***** Input data
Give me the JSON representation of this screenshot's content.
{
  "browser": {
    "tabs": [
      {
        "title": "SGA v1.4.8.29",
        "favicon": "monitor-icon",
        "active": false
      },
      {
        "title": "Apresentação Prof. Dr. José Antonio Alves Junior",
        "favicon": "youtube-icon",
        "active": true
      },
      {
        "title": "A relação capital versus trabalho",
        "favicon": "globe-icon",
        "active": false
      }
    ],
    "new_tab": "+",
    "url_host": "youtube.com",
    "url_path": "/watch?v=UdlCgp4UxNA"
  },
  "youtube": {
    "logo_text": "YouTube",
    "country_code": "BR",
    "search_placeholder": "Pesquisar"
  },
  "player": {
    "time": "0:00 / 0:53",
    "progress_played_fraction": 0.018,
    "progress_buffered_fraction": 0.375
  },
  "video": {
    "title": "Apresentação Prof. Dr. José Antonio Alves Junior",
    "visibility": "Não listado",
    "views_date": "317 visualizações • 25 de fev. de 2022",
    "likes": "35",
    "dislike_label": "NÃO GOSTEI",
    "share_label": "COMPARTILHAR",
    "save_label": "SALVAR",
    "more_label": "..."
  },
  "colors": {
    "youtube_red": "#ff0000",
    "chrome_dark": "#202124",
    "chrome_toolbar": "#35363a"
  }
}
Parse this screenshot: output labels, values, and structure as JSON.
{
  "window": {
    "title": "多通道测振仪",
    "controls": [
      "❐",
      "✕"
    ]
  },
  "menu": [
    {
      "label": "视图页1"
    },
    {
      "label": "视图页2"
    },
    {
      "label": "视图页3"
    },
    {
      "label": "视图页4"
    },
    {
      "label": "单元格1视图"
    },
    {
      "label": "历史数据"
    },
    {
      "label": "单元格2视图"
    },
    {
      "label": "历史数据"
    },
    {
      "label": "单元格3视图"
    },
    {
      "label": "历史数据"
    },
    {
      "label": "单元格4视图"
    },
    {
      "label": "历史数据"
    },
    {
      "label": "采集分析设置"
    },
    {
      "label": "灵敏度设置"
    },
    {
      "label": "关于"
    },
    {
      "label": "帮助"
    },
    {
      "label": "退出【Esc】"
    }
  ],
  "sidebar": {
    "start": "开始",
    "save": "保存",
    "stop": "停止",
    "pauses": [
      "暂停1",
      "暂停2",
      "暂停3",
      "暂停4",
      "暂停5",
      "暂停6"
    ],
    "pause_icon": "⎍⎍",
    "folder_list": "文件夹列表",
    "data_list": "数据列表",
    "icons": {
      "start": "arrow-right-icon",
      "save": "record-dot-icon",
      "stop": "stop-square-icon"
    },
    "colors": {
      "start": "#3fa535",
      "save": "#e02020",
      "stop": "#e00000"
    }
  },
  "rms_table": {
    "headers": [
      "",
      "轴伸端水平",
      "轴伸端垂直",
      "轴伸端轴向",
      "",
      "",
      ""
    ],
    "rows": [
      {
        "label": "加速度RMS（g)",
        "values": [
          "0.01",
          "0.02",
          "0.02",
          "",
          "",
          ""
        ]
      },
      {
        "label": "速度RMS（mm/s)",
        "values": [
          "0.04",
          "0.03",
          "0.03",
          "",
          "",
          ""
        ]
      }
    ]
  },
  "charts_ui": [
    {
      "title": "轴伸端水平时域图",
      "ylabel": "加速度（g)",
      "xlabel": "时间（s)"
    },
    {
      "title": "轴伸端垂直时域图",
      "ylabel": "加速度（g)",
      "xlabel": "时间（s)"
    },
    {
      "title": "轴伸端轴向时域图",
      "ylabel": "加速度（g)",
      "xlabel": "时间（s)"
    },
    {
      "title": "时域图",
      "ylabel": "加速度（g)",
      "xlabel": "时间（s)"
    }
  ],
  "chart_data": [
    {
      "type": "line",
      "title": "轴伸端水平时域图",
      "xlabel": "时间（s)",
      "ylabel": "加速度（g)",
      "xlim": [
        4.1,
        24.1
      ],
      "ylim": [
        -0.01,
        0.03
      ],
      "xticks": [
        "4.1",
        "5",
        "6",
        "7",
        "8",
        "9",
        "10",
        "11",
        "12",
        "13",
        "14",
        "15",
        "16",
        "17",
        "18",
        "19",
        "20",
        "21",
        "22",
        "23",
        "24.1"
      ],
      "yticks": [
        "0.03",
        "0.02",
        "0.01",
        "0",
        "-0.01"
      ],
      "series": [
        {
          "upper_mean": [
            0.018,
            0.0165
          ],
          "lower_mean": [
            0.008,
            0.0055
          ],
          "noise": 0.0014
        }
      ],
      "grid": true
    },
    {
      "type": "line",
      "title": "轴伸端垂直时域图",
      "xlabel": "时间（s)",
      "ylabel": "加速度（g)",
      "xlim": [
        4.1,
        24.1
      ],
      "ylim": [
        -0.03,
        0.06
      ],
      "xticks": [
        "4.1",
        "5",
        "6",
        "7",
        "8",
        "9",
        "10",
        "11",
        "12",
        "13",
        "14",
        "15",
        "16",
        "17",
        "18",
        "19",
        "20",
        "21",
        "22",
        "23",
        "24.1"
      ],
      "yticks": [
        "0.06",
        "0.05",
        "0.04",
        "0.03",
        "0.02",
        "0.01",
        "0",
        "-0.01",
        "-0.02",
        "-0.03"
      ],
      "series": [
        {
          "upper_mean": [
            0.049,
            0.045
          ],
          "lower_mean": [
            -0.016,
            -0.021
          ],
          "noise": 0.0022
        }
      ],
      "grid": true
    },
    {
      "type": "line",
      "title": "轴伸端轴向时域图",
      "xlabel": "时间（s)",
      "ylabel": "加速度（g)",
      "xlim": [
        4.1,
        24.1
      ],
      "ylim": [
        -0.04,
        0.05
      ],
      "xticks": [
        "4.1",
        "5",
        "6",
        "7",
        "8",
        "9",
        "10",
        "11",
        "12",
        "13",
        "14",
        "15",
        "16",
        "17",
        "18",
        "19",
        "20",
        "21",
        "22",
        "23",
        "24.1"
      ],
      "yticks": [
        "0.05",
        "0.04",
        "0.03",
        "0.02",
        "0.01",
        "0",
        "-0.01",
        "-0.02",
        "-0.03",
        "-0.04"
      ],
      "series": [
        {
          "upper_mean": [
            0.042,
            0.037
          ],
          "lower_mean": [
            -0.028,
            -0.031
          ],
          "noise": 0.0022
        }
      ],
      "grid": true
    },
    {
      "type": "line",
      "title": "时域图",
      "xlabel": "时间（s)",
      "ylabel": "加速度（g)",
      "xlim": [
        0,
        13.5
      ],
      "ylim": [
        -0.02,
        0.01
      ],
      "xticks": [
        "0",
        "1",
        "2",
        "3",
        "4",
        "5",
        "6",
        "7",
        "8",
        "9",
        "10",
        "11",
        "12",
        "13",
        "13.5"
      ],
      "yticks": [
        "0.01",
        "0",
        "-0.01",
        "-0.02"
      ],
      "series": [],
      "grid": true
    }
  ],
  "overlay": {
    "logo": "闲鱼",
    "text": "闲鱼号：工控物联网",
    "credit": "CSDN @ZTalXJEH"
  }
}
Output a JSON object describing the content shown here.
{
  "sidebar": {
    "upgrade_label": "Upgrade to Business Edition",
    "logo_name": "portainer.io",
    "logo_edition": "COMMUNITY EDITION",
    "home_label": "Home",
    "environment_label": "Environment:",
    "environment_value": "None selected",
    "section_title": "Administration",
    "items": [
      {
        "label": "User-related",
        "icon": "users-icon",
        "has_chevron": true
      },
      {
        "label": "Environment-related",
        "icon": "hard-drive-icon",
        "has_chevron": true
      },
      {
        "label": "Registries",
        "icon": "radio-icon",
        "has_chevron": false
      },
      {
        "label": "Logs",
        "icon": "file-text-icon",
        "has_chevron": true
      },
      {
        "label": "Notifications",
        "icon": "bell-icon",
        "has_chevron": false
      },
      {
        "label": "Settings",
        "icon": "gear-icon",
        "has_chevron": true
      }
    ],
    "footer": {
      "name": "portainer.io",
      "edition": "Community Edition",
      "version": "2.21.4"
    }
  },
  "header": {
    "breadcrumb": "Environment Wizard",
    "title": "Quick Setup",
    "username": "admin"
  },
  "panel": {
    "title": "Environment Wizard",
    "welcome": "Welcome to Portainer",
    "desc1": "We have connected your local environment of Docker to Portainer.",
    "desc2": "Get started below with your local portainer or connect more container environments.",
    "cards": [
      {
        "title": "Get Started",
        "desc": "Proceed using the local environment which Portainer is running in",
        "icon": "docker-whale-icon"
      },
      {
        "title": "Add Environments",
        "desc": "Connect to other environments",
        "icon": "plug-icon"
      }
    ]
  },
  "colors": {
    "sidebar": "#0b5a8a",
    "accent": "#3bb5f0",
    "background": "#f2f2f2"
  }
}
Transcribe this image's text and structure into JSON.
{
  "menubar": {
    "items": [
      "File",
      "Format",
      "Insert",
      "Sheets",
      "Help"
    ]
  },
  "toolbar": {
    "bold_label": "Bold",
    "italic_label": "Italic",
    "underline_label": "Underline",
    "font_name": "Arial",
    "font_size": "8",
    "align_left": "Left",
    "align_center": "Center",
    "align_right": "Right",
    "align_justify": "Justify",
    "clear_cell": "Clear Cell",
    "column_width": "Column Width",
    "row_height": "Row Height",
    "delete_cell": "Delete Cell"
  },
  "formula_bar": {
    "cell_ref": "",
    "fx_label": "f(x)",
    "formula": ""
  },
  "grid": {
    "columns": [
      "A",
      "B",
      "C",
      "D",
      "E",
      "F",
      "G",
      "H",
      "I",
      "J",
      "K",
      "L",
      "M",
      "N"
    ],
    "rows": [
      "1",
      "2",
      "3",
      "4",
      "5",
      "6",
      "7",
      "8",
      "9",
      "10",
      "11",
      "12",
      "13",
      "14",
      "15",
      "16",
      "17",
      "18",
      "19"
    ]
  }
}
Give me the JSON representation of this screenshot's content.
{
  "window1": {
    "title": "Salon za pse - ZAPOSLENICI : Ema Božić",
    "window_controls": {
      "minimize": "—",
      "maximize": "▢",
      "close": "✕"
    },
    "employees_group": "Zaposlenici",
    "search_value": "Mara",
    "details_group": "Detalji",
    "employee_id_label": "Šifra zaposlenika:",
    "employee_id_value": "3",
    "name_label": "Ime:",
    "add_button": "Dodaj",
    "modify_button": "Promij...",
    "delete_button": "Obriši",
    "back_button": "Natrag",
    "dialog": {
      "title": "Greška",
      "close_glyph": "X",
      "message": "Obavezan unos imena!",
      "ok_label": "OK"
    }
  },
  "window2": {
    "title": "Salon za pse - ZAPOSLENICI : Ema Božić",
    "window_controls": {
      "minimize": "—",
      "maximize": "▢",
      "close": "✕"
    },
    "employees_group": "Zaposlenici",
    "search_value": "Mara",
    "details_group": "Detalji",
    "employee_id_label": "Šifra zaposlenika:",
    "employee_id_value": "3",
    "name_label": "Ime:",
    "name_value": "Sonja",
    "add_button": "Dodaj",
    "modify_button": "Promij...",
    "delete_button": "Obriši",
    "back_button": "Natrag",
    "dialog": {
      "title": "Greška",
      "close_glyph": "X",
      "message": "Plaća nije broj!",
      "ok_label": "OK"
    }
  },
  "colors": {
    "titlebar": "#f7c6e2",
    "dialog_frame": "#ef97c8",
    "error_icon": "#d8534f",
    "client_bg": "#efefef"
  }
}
**********
▶ [Description of the task] In the listing above, count each line that holds the string "Prof". Give the number only.

▶ [Task response] 2